REQUIREMENT.
Can you write out the whole listing exactly?

----------

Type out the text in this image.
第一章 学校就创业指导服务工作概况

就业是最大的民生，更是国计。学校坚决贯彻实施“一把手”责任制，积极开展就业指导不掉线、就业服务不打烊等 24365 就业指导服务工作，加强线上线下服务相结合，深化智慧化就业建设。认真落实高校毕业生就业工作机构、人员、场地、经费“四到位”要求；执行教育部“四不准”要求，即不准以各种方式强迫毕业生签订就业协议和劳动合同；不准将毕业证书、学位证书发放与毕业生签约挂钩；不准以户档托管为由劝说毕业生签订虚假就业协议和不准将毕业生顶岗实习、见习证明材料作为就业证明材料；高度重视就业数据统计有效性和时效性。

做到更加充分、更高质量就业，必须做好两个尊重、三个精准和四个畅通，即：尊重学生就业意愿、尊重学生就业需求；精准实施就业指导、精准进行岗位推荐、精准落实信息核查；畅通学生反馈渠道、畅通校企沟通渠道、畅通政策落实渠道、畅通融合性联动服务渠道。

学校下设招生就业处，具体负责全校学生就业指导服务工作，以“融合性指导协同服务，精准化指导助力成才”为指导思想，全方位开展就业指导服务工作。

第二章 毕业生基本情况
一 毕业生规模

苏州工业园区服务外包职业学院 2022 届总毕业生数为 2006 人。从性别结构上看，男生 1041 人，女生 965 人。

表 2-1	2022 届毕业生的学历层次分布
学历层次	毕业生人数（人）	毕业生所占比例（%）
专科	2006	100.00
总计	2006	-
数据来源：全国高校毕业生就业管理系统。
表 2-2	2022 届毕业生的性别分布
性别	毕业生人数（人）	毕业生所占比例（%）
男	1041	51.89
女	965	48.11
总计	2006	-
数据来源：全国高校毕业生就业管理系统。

----------

RESULT OF THIS EXERCISE.
Type out the text in this image.
第一章 学校就创业指导服务工作概况

就业是最大的民生，更是国计。学校坚决贯彻实施“一把手”责任制，积极开展就业指导不掉线、就业服务不打烊等 24365 就业指导服务工作，加强线上线下服务相结合，深化智慧化就业建设。认真落实高校毕业生就业工作机构、人员、场地、经费“四到位”要求；执行教育部“四不准”要求，即不准以各种方式强迫毕业生签订就业协议和劳动合同；不准将毕业证书、学位证书发放与毕业生签约挂钩；不准以户档托管为由劝说毕业生签订虚假就业协议和不准将毕业生顶岗实习、见习证明材料作为就业证明材料；高度重视就业数据统计有效性和时效性。

做到更加充分、更高质量就业，必须做好两个尊重、三个精准和四个畅通，即：尊重学生就业意愿、尊重学生就业需求；精准实施就业指导、精准进行岗位推荐、精准落实信息核查；畅通学生反馈渠道、畅通校企沟通渠道、畅通政策落实渠道、畅通融合性联动服务渠道。

学校下设招生就业处，具体负责全校学生就业指导服务工作，以“融合性指导协同服务，精准化指导助力成才”为指导思想，全方位开展就业指导服务工作。

第二章 毕业生基本情况
一 毕业生规模

苏州工业园区服务外包职业学院 2022 届总毕业生数为 2006 人。从性别结构上看，男生 1041 人，女生 965 人。

表 2-1	2022 届毕业生的学历层次分布
学历层次	毕业生人数（人）	毕业生所占比例（%）
专科	2006	100.00
总计	2006	-
数据来源：全国高校毕业生就业管理系统。
表 2-2	2022 届毕业生的性别分布
性别	毕业生人数（人）	毕业生所占比例（%）
男	1041	51.89
女	965	48.11
总计	2006	-
数据来源：全国高校毕业生就业管理系统。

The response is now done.